— START OF Entries shown —
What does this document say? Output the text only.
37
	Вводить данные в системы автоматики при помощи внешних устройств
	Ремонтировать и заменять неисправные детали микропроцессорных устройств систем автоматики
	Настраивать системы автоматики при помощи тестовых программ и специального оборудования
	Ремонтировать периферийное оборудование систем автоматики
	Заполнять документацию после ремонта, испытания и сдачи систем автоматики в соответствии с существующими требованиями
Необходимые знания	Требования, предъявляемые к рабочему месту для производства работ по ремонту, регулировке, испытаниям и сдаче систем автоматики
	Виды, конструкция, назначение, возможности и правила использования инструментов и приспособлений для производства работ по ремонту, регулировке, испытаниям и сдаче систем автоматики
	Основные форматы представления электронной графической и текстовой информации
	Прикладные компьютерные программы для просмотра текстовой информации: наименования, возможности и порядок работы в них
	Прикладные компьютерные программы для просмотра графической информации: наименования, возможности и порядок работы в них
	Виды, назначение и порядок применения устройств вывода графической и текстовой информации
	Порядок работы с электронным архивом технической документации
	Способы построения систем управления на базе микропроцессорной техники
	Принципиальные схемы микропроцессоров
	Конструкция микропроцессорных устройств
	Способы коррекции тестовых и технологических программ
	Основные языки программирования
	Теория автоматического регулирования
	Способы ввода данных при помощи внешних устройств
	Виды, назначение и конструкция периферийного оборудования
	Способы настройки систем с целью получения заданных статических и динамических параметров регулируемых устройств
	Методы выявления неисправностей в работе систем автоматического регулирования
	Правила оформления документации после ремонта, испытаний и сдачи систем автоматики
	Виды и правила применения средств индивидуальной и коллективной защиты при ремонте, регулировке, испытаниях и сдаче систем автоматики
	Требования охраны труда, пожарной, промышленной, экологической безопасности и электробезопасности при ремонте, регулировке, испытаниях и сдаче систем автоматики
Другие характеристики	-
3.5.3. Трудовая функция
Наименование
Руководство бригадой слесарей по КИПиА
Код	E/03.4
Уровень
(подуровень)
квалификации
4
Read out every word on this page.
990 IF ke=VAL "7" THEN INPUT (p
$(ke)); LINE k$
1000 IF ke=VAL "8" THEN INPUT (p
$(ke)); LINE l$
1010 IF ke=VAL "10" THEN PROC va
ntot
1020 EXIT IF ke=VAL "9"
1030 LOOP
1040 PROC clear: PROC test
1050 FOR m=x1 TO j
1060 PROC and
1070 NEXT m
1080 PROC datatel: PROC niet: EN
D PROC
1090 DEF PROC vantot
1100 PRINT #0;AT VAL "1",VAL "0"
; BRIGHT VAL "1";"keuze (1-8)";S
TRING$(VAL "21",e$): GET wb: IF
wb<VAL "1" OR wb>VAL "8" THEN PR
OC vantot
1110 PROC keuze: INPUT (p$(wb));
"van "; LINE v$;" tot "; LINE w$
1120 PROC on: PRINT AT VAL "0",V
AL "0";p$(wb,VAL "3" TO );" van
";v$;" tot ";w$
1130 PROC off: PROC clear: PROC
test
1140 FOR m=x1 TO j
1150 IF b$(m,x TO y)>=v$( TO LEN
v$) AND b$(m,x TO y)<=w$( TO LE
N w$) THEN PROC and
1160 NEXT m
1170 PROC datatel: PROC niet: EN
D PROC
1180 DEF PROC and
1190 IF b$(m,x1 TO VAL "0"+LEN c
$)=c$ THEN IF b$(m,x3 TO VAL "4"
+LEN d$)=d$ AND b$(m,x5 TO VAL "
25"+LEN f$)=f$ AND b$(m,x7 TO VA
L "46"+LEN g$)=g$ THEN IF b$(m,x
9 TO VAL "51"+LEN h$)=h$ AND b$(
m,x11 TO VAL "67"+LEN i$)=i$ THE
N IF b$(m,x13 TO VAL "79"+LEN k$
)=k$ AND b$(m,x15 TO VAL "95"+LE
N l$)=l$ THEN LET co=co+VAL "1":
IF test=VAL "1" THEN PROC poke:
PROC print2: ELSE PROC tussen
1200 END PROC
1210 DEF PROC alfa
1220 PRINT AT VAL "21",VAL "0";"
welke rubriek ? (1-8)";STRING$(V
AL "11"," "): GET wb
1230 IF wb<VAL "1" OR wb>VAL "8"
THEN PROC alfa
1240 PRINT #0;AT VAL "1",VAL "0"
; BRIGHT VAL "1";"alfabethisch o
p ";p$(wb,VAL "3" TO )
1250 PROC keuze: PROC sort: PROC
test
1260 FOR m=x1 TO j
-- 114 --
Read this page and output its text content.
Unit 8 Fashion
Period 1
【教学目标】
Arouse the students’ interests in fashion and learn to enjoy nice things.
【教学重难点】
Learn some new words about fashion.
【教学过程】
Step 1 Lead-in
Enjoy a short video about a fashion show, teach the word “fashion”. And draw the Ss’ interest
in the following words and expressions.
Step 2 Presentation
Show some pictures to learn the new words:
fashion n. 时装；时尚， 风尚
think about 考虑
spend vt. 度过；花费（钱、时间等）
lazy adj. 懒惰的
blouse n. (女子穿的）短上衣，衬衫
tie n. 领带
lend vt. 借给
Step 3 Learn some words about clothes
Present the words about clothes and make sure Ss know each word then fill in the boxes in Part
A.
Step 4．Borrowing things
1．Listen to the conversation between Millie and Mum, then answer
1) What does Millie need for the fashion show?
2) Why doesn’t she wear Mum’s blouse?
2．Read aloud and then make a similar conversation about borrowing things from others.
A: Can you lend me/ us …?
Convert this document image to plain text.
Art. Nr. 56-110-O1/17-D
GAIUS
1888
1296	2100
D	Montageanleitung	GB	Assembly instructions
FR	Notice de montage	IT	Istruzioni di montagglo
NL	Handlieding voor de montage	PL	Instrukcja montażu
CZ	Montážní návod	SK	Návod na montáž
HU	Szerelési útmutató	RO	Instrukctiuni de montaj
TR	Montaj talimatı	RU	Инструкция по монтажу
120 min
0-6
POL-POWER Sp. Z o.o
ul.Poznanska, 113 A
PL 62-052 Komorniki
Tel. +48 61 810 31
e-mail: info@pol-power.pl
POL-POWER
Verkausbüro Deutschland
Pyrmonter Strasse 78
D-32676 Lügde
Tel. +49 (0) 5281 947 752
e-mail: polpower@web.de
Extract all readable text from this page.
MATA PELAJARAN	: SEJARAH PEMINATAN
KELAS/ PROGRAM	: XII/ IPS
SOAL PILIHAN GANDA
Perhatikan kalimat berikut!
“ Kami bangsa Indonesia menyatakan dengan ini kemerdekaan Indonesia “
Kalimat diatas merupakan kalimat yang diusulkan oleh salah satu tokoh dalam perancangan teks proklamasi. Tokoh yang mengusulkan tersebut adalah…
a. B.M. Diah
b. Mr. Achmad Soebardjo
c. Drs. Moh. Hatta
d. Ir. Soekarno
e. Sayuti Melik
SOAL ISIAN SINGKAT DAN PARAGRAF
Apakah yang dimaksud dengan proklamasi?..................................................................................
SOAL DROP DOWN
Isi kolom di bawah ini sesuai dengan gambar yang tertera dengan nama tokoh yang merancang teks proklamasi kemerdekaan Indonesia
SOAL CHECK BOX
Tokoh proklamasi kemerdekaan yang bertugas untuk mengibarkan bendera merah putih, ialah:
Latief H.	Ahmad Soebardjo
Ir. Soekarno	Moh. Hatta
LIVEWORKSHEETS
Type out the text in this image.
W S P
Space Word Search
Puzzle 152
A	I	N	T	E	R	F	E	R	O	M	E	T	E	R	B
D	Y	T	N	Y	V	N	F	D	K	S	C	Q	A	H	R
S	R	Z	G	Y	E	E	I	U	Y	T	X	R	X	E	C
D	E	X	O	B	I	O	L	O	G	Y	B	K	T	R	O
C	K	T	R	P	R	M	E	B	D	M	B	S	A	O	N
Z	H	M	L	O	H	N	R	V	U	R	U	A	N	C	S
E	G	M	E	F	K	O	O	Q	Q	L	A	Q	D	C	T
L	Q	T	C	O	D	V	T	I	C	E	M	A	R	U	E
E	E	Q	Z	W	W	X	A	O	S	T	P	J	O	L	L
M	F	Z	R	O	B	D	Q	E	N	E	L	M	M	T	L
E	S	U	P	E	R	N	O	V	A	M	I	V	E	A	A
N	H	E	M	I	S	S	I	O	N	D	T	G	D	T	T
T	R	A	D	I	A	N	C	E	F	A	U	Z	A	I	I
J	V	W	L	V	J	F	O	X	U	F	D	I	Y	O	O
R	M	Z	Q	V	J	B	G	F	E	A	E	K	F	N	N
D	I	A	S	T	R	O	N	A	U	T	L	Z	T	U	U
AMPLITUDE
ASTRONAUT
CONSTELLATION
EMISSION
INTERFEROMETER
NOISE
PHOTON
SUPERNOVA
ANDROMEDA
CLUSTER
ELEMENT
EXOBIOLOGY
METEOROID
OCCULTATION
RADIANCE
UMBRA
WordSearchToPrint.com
— END OF Entries shown —
**Task to carry out**
Find every line that has "Soebardjo" in it, then return those lines.

**Solution**
b. Mr. Achmad Soebardjo
Latief H.	Ahmad Soebardjo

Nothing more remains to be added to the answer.